▶ **Work to complete**
In the listing below, find every line containing "name" and copy it out.

▶ **Material**
• • • • • • •
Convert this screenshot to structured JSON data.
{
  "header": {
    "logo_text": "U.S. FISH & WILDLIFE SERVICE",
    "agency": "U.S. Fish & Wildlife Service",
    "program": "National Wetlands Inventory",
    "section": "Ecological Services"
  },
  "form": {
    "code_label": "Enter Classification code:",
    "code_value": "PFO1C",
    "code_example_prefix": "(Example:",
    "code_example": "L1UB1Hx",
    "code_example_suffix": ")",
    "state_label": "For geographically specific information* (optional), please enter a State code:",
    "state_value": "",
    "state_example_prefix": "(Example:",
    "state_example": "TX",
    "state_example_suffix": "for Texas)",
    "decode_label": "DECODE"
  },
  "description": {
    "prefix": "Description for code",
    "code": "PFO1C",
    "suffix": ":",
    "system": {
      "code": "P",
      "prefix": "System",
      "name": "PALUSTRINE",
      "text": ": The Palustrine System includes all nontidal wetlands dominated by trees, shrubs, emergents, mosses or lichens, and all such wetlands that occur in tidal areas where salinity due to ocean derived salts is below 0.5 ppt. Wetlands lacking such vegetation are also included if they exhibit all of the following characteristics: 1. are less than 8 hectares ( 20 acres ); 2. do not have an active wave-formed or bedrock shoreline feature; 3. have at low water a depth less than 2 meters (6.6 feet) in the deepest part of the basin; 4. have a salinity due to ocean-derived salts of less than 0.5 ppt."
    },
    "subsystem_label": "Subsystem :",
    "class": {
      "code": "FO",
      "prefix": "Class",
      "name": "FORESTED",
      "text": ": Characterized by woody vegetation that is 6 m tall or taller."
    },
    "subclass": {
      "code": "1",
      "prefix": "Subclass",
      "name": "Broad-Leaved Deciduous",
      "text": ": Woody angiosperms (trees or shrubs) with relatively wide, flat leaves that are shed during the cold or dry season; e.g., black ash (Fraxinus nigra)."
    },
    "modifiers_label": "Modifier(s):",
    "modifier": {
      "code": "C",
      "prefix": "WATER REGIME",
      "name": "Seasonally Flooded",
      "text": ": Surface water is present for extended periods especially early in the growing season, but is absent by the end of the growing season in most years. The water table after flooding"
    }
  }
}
• • • • • • •
▶ **Complete output**
      "name": "PALUSTRINE",
      "name": "FORESTED",
      "name": "Broad-Leaved Deciduous",
      "name": "Seasonally Flooded",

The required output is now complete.